Start of RECORDS SUPPLIED

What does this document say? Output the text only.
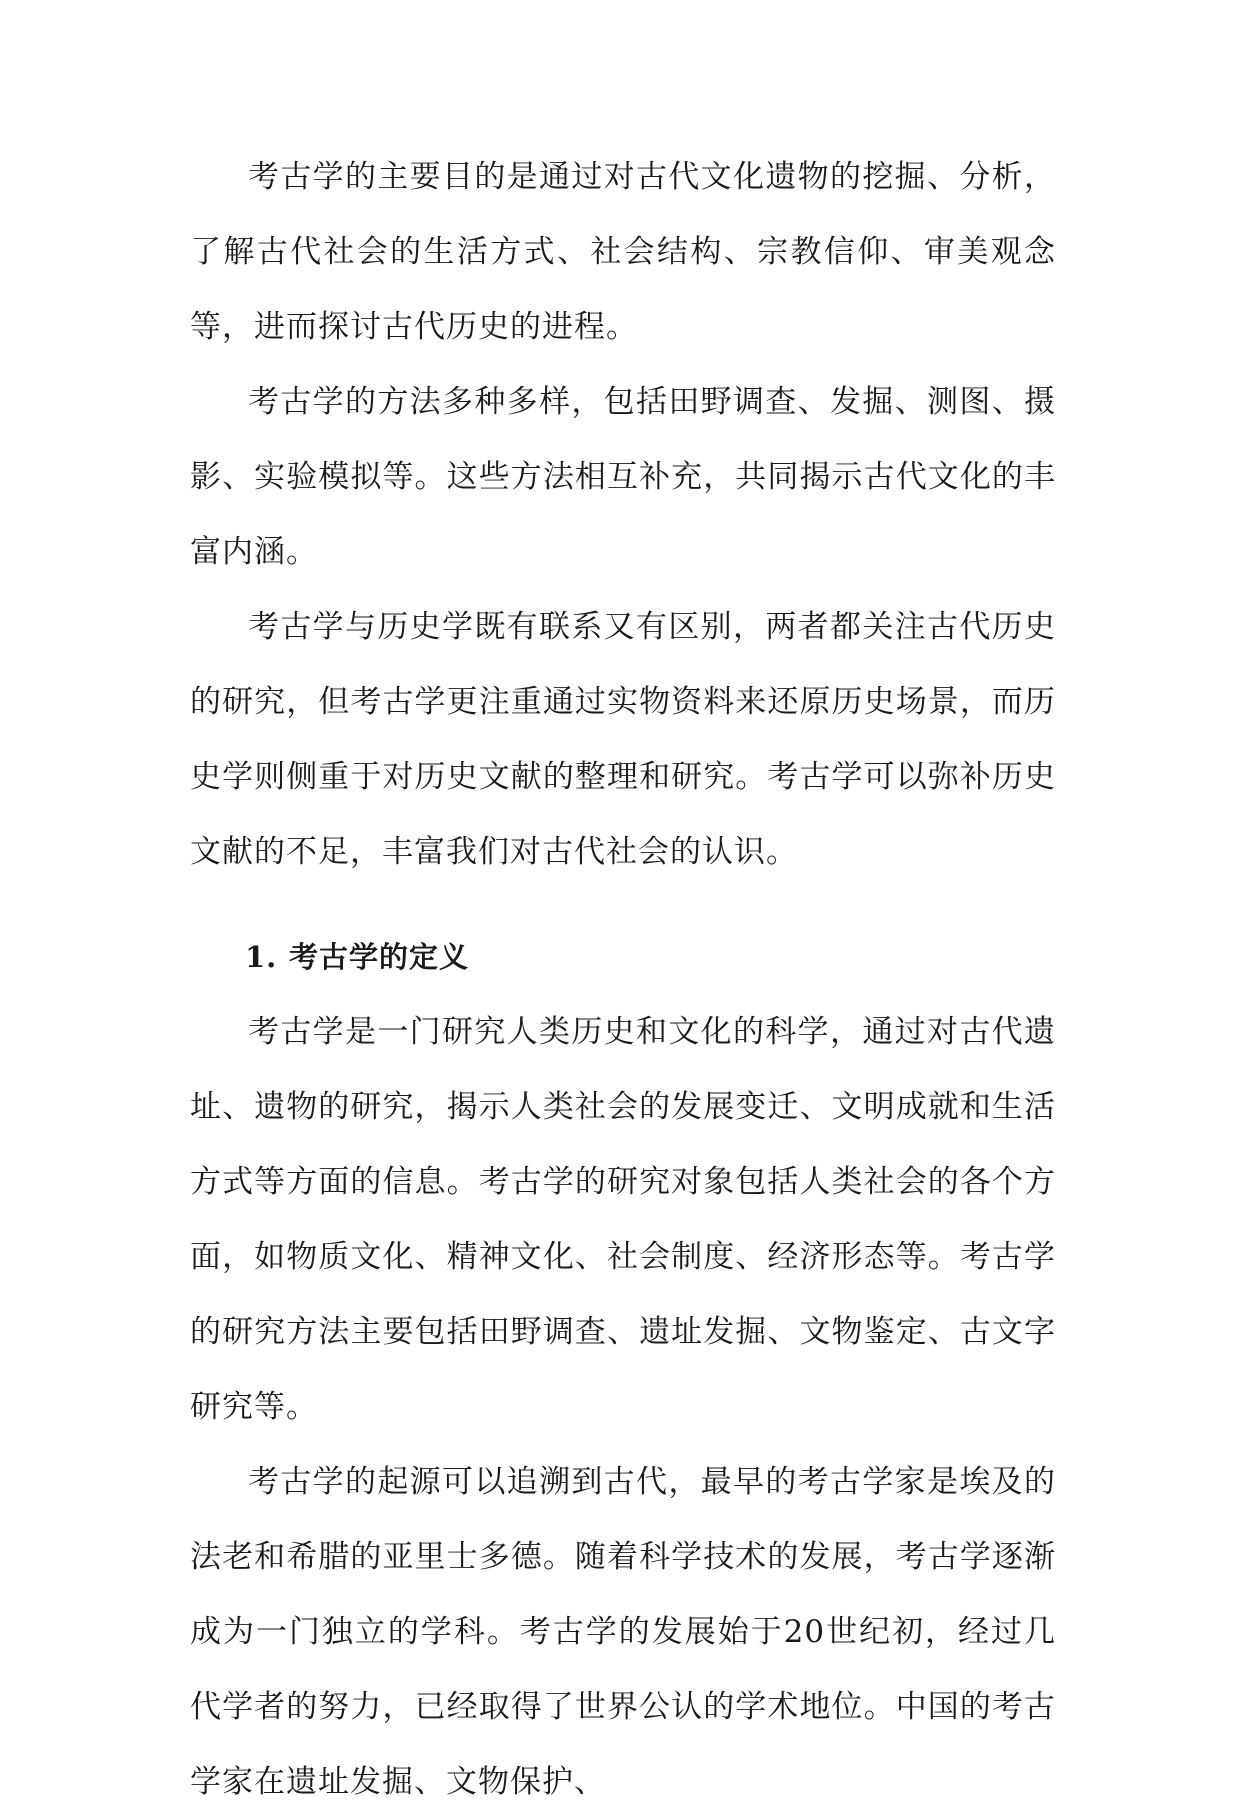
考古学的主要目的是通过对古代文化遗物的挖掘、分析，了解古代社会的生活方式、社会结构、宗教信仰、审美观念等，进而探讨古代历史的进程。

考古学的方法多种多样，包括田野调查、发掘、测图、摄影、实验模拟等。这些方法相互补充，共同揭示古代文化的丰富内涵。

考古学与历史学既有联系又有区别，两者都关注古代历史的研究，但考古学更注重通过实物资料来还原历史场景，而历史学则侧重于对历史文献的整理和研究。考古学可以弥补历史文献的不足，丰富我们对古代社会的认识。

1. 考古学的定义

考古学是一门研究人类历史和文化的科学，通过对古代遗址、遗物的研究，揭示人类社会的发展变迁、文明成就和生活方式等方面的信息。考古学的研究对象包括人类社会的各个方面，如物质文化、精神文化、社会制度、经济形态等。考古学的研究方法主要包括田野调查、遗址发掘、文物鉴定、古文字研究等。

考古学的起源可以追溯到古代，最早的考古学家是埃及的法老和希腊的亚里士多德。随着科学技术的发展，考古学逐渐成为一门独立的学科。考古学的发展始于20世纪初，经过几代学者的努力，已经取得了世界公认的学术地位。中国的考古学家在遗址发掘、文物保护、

End of RECORDS SUPPLIED

#### [WHAT IS BEING ASKED]
Quote all of the entries word for word, omitting any pictures.

#### [SOLUTION TO THIS EXERCISE]
What does this document say? Output the text only.
考古学的主要目的是通过对古代文化遗物的挖掘、分析，了解古代社会的生活方式、社会结构、宗教信仰、审美观念等，进而探讨古代历史的进程。

考古学的方法多种多样，包括田野调查、发掘、测图、摄影、实验模拟等。这些方法相互补充，共同揭示古代文化的丰富内涵。

考古学与历史学既有联系又有区别，两者都关注古代历史的研究，但考古学更注重通过实物资料来还原历史场景，而历史学则侧重于对历史文献的整理和研究。考古学可以弥补历史文献的不足，丰富我们对古代社会的认识。

1. 考古学的定义

考古学是一门研究人类历史和文化的科学，通过对古代遗址、遗物的研究，揭示人类社会的发展变迁、文明成就和生活方式等方面的信息。考古学的研究对象包括人类社会的各个方面，如物质文化、精神文化、社会制度、经济形态等。考古学的研究方法主要包括田野调查、遗址发掘、文物鉴定、古文字研究等。

考古学的起源可以追溯到古代，最早的考古学家是埃及的法老和希腊的亚里士多德。随着科学技术的发展，考古学逐渐成为一门独立的学科。考古学的发展始于20世纪初，经过几代学者的努力，已经取得了世界公认的学术地位。中国的考古学家在遗址发掘、文物保护、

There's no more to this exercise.